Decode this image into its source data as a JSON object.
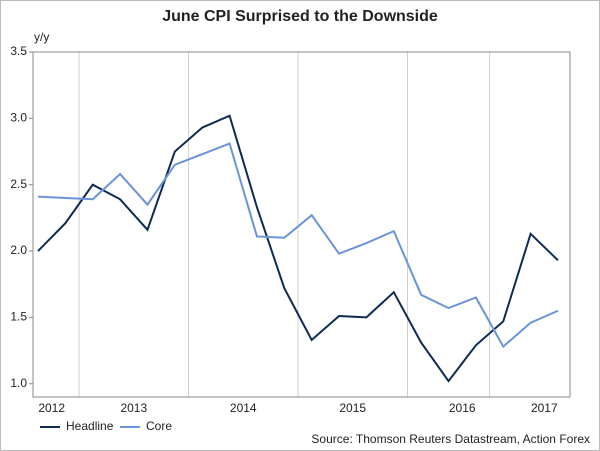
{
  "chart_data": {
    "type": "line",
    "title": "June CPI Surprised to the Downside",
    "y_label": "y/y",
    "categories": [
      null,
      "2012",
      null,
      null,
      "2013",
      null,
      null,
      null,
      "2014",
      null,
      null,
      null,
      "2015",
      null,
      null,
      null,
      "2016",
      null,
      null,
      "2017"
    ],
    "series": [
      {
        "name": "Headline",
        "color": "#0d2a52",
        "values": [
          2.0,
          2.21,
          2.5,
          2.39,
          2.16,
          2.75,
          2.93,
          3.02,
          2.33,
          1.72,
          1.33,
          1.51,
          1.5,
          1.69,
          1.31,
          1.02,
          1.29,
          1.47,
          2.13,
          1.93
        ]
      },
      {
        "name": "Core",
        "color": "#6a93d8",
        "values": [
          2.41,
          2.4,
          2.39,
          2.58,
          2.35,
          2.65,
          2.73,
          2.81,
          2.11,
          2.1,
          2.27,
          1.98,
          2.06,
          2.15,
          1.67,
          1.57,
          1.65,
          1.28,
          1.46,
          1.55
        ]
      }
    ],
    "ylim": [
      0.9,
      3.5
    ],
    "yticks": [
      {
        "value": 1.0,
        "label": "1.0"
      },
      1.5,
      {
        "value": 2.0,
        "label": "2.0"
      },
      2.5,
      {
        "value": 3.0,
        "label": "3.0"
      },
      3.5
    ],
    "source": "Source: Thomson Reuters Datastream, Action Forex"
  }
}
..............................
Restate the data above word for word. Skip every picture.

Answer to this problem:
Decode this image into its source data as a JSON object.
{
  "chart_data": {
    "type": "line",
    "title": "June CPI Surprised to the Downside",
    "y_label": "y/y",
    "categories": [
      null,
      "2012",
      null,
      null,
      "2013",
      null,
      null,
      null,
      "2014",
      null,
      null,
      null,
      "2015",
      null,
      null,
      null,
      "2016",
      null,
      null,
      "2017"
    ],
    "series": [
      {
        "name": "Headline",
        "color": "#0d2a52",
        "values": [
          2.0,
          2.21,
          2.5,
          2.39,
          2.16,
          2.75,
          2.93,
          3.02,
          2.33,
          1.72,
          1.33,
          1.51,
          1.5,
          1.69,
          1.31,
          1.02,
          1.29,
          1.47,
          2.13,
          1.93
        ]
      },
      {
        "name": "Core",
        "color": "#6a93d8",
        "values": [
          2.41,
          2.4,
          2.39,
          2.58,
          2.35,
          2.65,
          2.73,
          2.81,
          2.11,
          2.1,
          2.27,
          1.98,
          2.06,
          2.15,
          1.67,
          1.57,
          1.65,
          1.28,
          1.46,
          1.55
        ]
      }
    ],
    "ylim": [
      0.9,
      3.5
    ],
    "yticks": [
      {
        "value": 1.0,
        "label": "1.0"
      },
      1.5,
      {
        "value": 2.0,
        "label": "2.0"
      },
      2.5,
      {
        "value": 3.0,
        "label": "3.0"
      },
      3.5
    ],
    "source": "Source: Thomson Reuters Datastream, Action Forex"
  }
}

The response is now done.